Data entries
========

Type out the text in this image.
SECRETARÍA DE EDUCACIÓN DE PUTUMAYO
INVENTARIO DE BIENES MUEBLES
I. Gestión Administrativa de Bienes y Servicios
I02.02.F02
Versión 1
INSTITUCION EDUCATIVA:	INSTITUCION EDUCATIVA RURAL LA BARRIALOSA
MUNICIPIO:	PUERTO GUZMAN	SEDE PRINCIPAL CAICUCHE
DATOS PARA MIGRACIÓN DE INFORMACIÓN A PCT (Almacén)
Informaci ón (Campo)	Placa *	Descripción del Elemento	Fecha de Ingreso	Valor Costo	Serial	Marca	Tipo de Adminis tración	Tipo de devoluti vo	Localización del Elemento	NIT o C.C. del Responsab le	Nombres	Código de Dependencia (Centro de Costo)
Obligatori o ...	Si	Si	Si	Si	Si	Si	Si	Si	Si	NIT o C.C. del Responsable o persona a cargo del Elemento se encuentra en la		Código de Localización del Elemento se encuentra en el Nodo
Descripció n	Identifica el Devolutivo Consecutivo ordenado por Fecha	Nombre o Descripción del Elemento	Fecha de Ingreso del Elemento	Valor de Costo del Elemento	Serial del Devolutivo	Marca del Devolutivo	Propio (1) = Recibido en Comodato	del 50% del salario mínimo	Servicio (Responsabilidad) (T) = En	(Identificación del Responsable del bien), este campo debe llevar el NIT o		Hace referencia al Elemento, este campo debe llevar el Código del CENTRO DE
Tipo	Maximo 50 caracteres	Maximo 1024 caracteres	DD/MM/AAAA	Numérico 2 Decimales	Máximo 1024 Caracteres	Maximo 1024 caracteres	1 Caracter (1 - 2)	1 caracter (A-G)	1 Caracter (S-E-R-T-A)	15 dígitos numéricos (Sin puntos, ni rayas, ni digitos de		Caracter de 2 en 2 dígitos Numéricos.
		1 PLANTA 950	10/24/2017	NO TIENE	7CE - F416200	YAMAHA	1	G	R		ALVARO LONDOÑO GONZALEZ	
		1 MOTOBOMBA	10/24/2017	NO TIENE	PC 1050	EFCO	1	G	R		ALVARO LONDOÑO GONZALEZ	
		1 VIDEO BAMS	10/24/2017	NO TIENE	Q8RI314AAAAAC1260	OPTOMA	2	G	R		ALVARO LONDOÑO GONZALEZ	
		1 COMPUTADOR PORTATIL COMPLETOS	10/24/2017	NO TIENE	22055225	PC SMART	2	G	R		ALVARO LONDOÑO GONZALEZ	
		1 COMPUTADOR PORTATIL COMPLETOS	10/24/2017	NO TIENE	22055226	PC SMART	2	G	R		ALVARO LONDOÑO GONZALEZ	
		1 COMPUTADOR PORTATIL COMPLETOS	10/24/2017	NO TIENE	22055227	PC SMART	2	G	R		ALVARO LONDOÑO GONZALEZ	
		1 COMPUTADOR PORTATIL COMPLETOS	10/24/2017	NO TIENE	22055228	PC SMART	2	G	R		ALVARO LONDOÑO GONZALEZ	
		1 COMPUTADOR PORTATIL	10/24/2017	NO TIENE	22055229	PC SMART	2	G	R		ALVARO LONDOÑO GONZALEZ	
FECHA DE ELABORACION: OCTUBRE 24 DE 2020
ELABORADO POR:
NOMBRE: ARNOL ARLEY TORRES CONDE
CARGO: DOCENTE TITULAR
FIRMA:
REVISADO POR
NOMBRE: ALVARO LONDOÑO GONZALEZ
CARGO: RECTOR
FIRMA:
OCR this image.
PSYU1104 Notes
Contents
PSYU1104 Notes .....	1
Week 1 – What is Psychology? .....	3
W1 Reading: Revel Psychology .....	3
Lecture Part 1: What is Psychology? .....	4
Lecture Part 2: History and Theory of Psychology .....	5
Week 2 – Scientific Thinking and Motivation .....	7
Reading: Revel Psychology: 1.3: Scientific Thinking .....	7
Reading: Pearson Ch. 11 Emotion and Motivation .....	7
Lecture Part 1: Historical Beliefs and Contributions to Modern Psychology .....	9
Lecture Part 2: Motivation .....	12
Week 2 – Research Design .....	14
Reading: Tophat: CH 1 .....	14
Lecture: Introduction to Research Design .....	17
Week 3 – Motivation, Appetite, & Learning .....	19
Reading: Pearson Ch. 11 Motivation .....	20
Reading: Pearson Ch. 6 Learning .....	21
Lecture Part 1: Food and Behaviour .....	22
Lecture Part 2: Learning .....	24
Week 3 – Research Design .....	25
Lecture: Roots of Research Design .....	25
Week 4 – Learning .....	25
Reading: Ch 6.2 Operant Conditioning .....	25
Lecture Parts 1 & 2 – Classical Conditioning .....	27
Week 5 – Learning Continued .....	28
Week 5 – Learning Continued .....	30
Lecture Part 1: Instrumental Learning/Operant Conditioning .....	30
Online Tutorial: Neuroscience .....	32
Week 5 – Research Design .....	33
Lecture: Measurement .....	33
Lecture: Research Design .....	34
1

========

Your task is to repeat every entry exactly.

Solution for this problem
Type out the text in this image.
SECRETARÍA DE EDUCACIÓN DE PUTUMAYO
INVENTARIO DE BIENES MUEBLES
I. Gestión Administrativa de Bienes y Servicios
I02.02.F02
Versión 1
INSTITUCION EDUCATIVA:	INSTITUCION EDUCATIVA RURAL LA BARRIALOSA
MUNICIPIO:	PUERTO GUZMAN	SEDE PRINCIPAL CAICUCHE
DATOS PARA MIGRACIÓN DE INFORMACIÓN A PCT (Almacén)
Informaci ón (Campo)	Placa *	Descripción del Elemento	Fecha de Ingreso	Valor Costo	Serial	Marca	Tipo de Adminis tración	Tipo de devoluti vo	Localización del Elemento	NIT o C.C. del Responsab le	Nombres	Código de Dependencia (Centro de Costo)
Obligatori o ...	Si	Si	Si	Si	Si	Si	Si	Si	Si	NIT o C.C. del Responsable o persona a cargo del Elemento se encuentra en la		Código de Localización del Elemento se encuentra en el Nodo
Descripció n	Identifica el Devolutivo Consecutivo ordenado por Fecha	Nombre o Descripción del Elemento	Fecha de Ingreso del Elemento	Valor de Costo del Elemento	Serial del Devolutivo	Marca del Devolutivo	Propio (1) = Recibido en Comodato	del 50% del salario mínimo	Servicio (Responsabilidad) (T) = En	(Identificación del Responsable del bien), este campo debe llevar el NIT o		Hace referencia al Elemento, este campo debe llevar el Código del CENTRO DE
Tipo	Maximo 50 caracteres	Maximo 1024 caracteres	DD/MM/AAAA	Numérico 2 Decimales	Máximo 1024 Caracteres	Maximo 1024 caracteres	1 Caracter (1 - 2)	1 caracter (A-G)	1 Caracter (S-E-R-T-A)	15 dígitos numéricos (Sin puntos, ni rayas, ni digitos de		Caracter de 2 en 2 dígitos Numéricos.
		1 PLANTA 950	10/24/2017	NO TIENE	7CE - F416200	YAMAHA	1	G	R		ALVARO LONDOÑO GONZALEZ	
		1 MOTOBOMBA	10/24/2017	NO TIENE	PC 1050	EFCO	1	G	R		ALVARO LONDOÑO GONZALEZ	
		1 VIDEO BAMS	10/24/2017	NO TIENE	Q8RI314AAAAAC1260	OPTOMA	2	G	R		ALVARO LONDOÑO GONZALEZ	
		1 COMPUTADOR PORTATIL COMPLETOS	10/24/2017	NO TIENE	22055225	PC SMART	2	G	R		ALVARO LONDOÑO GONZALEZ	
		1 COMPUTADOR PORTATIL COMPLETOS	10/24/2017	NO TIENE	22055226	PC SMART	2	G	R		ALVARO LONDOÑO GONZALEZ	
		1 COMPUTADOR PORTATIL COMPLETOS	10/24/2017	NO TIENE	22055227	PC SMART	2	G	R		ALVARO LONDOÑO GONZALEZ	
		1 COMPUTADOR PORTATIL COMPLETOS	10/24/2017	NO TIENE	22055228	PC SMART	2	G	R		ALVARO LONDOÑO GONZALEZ	
		1 COMPUTADOR PORTATIL	10/24/2017	NO TIENE	22055229	PC SMART	2	G	R		ALVARO LONDOÑO GONZALEZ	
FECHA DE ELABORACION: OCTUBRE 24 DE 2020
ELABORADO POR:
NOMBRE: ARNOL ARLEY TORRES CONDE
CARGO: DOCENTE TITULAR
FIRMA:
REVISADO POR
NOMBRE: ALVARO LONDOÑO GONZALEZ
CARGO: RECTOR
FIRMA:
OCR this image.
PSYU1104 Notes
Contents
PSYU1104 Notes .....	1
Week 1 – What is Psychology? .....	3
W1 Reading: Revel Psychology .....	3
Lecture Part 1: What is Psychology? .....	4
Lecture Part 2: History and Theory of Psychology .....	5
Week 2 – Scientific Thinking and Motivation .....	7
Reading: Revel Psychology: 1.3: Scientific Thinking .....	7
Reading: Pearson Ch. 11 Emotion and Motivation .....	7
Lecture Part 1: Historical Beliefs and Contributions to Modern Psychology .....	9
Lecture Part 2: Motivation .....	12
Week 2 – Research Design .....	14
Reading: Tophat: CH 1 .....	14
Lecture: Introduction to Research Design .....	17
Week 3 – Motivation, Appetite, & Learning .....	19
Reading: Pearson Ch. 11 Motivation .....	20
Reading: Pearson Ch. 6 Learning .....	21
Lecture Part 1: Food and Behaviour .....	22
Lecture Part 2: Learning .....	24
Week 3 – Research Design .....	25
Lecture: Roots of Research Design .....	25
Week 4 – Learning .....	25
Reading: Ch 6.2 Operant Conditioning .....	25
Lecture Parts 1 & 2 – Classical Conditioning .....	27
Week 5 – Learning Continued .....	28
Week 5 – Learning Continued .....	30
Lecture Part 1: Instrumental Learning/Operant Conditioning .....	30
Online Tutorial: Neuroscience .....	32
Week 5 – Research Design .....	33
Lecture: Measurement .....	33
Lecture: Research Design .....	34
1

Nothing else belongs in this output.